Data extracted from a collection
--- Start ---

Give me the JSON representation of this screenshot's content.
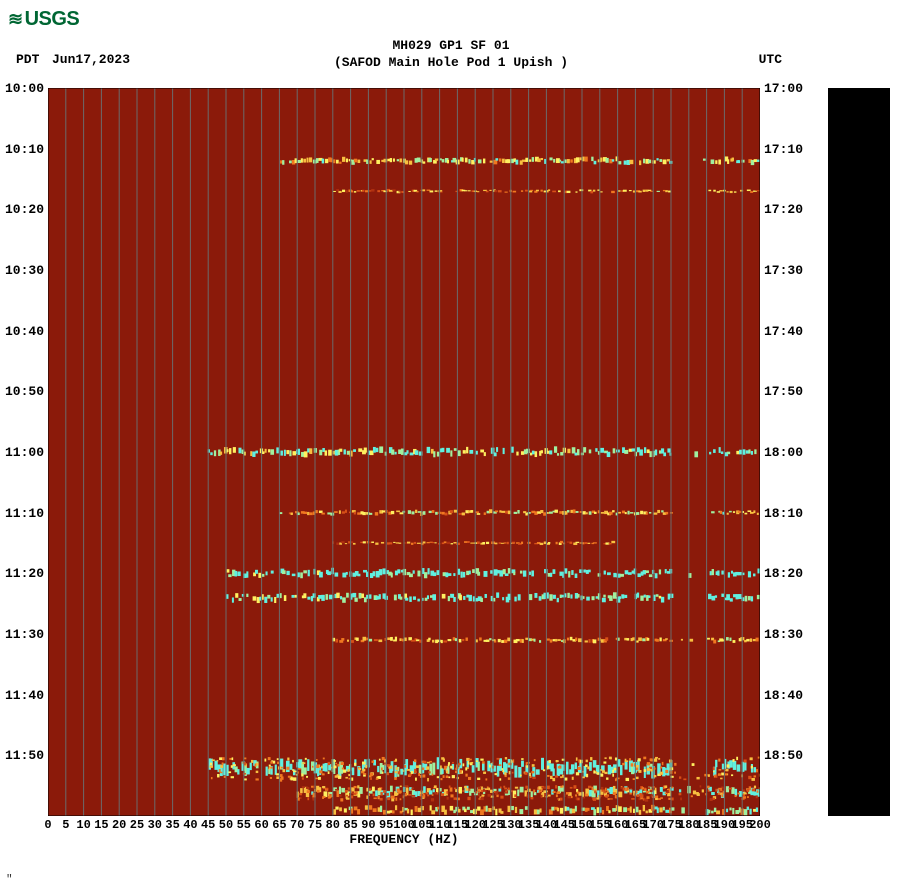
{
  "logo": {
    "text": "USGS",
    "color": "#006633"
  },
  "header": {
    "title_line1": "MH029 GP1 SF 01",
    "title_line2": "(SAFOD Main Hole Pod 1 Upish )",
    "tz_left": "PDT",
    "date": "Jun17,2023",
    "tz_right": "UTC"
  },
  "spectrogram": {
    "type": "heatmap",
    "background_color": "#8b1a0a",
    "gridline_color": "#6b6b6b",
    "text_color": "#000000",
    "font_family": "Courier New",
    "tick_fontsize": 13,
    "label_fontsize": 13,
    "x_axis": {
      "label": "FREQUENCY (HZ)",
      "min": 0,
      "max": 200,
      "tick_step": 5,
      "ticks": [
        0,
        5,
        10,
        15,
        20,
        25,
        30,
        35,
        40,
        45,
        50,
        55,
        60,
        65,
        70,
        75,
        80,
        85,
        90,
        95,
        100,
        105,
        110,
        115,
        120,
        125,
        130,
        135,
        140,
        145,
        150,
        155,
        160,
        165,
        170,
        175,
        180,
        185,
        190,
        195,
        200
      ]
    },
    "y_left": {
      "label": "PDT",
      "ticks": [
        "10:00",
        "10:10",
        "10:20",
        "10:30",
        "10:40",
        "10:50",
        "11:00",
        "11:10",
        "11:20",
        "11:30",
        "11:40",
        "11:50"
      ],
      "range_minutes": [
        0,
        120
      ]
    },
    "y_right": {
      "label": "UTC",
      "ticks": [
        "17:00",
        "17:10",
        "17:20",
        "17:30",
        "17:40",
        "17:50",
        "18:00",
        "18:10",
        "18:20",
        "18:30",
        "18:40",
        "18:50"
      ]
    },
    "colormap": [
      "#8b1a0a",
      "#b03010",
      "#d85018",
      "#f07820",
      "#f8c040",
      "#fff060",
      "#a0f0a0",
      "#60f0e0"
    ],
    "color_low": "#8b1a0a",
    "color_mid1": "#d85018",
    "color_mid2": "#f8c040",
    "color_mid3": "#fff060",
    "color_high": "#60f0e0",
    "events": [
      {
        "t_min": 12,
        "f_start": 65,
        "f_end": 200,
        "intensity": 0.55,
        "thickness": 4
      },
      {
        "t_min": 17,
        "f_start": 80,
        "f_end": 200,
        "intensity": 0.35,
        "thickness": 2
      },
      {
        "t_min": 60,
        "f_start": 45,
        "f_end": 200,
        "intensity": 0.7,
        "thickness": 5
      },
      {
        "t_min": 70,
        "f_start": 65,
        "f_end": 200,
        "intensity": 0.45,
        "thickness": 3
      },
      {
        "t_min": 75,
        "f_start": 80,
        "f_end": 160,
        "intensity": 0.3,
        "thickness": 2
      },
      {
        "t_min": 80,
        "f_start": 50,
        "f_end": 200,
        "intensity": 0.85,
        "thickness": 5
      },
      {
        "t_min": 84,
        "f_start": 50,
        "f_end": 200,
        "intensity": 0.8,
        "thickness": 5
      },
      {
        "t_min": 91,
        "f_start": 80,
        "f_end": 200,
        "intensity": 0.4,
        "thickness": 3
      },
      {
        "t_min": 112,
        "f_start": 45,
        "f_end": 200,
        "intensity": 0.9,
        "thickness": 10
      },
      {
        "t_min": 116,
        "f_start": 70,
        "f_end": 200,
        "intensity": 0.6,
        "thickness": 6
      },
      {
        "t_min": 119,
        "f_start": 80,
        "f_end": 200,
        "intensity": 0.5,
        "thickness": 5
      }
    ],
    "gap_band": {
      "f_start": 175,
      "f_end": 185
    }
  },
  "colorbar": {
    "fill": "#000000"
  },
  "footer_mark": "\""
}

--- End ---

> SHORT PROBLEM
Restate the records word for word, omitting images.

> CORRECT RESPONSE
Give me the JSON representation of this screenshot's content.
{
  "logo": {
    "text": "USGS",
    "color": "#006633"
  },
  "header": {
    "title_line1": "MH029 GP1 SF 01",
    "title_line2": "(SAFOD Main Hole Pod 1 Upish )",
    "tz_left": "PDT",
    "date": "Jun17,2023",
    "tz_right": "UTC"
  },
  "spectrogram": {
    "type": "heatmap",
    "background_color": "#8b1a0a",
    "gridline_color": "#6b6b6b",
    "text_color": "#000000",
    "font_family": "Courier New",
    "tick_fontsize": 13,
    "label_fontsize": 13,
    "x_axis": {
      "label": "FREQUENCY (HZ)",
      "min": 0,
      "max": 200,
      "tick_step": 5,
      "ticks": [
        0,
        5,
        10,
        15,
        20,
        25,
        30,
        35,
        40,
        45,
        50,
        55,
        60,
        65,
        70,
        75,
        80,
        85,
        90,
        95,
        100,
        105,
        110,
        115,
        120,
        125,
        130,
        135,
        140,
        145,
        150,
        155,
        160,
        165,
        170,
        175,
        180,
        185,
        190,
        195,
        200
      ]
    },
    "y_left": {
      "label": "PDT",
      "ticks": [
        "10:00",
        "10:10",
        "10:20",
        "10:30",
        "10:40",
        "10:50",
        "11:00",
        "11:10",
        "11:20",
        "11:30",
        "11:40",
        "11:50"
      ],
      "range_minutes": [
        0,
        120
      ]
    },
    "y_right": {
      "label": "UTC",
      "ticks": [
        "17:00",
        "17:10",
        "17:20",
        "17:30",
        "17:40",
        "17:50",
        "18:00",
        "18:10",
        "18:20",
        "18:30",
        "18:40",
        "18:50"
      ]
    },
    "colormap": [
      "#8b1a0a",
      "#b03010",
      "#d85018",
      "#f07820",
      "#f8c040",
      "#fff060",
      "#a0f0a0",
      "#60f0e0"
    ],
    "color_low": "#8b1a0a",
    "color_mid1": "#d85018",
    "color_mid2": "#f8c040",
    "color_mid3": "#fff060",
    "color_high": "#60f0e0",
    "events": [
      {
        "t_min": 12,
        "f_start": 65,
        "f_end": 200,
        "intensity": 0.55,
        "thickness": 4
      },
      {
        "t_min": 17,
        "f_start": 80,
        "f_end": 200,
        "intensity": 0.35,
        "thickness": 2
      },
      {
        "t_min": 60,
        "f_start": 45,
        "f_end": 200,
        "intensity": 0.7,
        "thickness": 5
      },
      {
        "t_min": 70,
        "f_start": 65,
        "f_end": 200,
        "intensity": 0.45,
        "thickness": 3
      },
      {
        "t_min": 75,
        "f_start": 80,
        "f_end": 160,
        "intensity": 0.3,
        "thickness": 2
      },
      {
        "t_min": 80,
        "f_start": 50,
        "f_end": 200,
        "intensity": 0.85,
        "thickness": 5
      },
      {
        "t_min": 84,
        "f_start": 50,
        "f_end": 200,
        "intensity": 0.8,
        "thickness": 5
      },
      {
        "t_min": 91,
        "f_start": 80,
        "f_end": 200,
        "intensity": 0.4,
        "thickness": 3
      },
      {
        "t_min": 112,
        "f_start": 45,
        "f_end": 200,
        "intensity": 0.9,
        "thickness": 10
      },
      {
        "t_min": 116,
        "f_start": 70,
        "f_end": 200,
        "intensity": 0.6,
        "thickness": 6
      },
      {
        "t_min": 119,
        "f_start": 80,
        "f_end": 200,
        "intensity": 0.5,
        "thickness": 5
      }
    ],
    "gap_band": {
      "f_start": 175,
      "f_end": 185
    }
  },
  "colorbar": {
    "fill": "#000000"
  },
  "footer_mark": "\""
}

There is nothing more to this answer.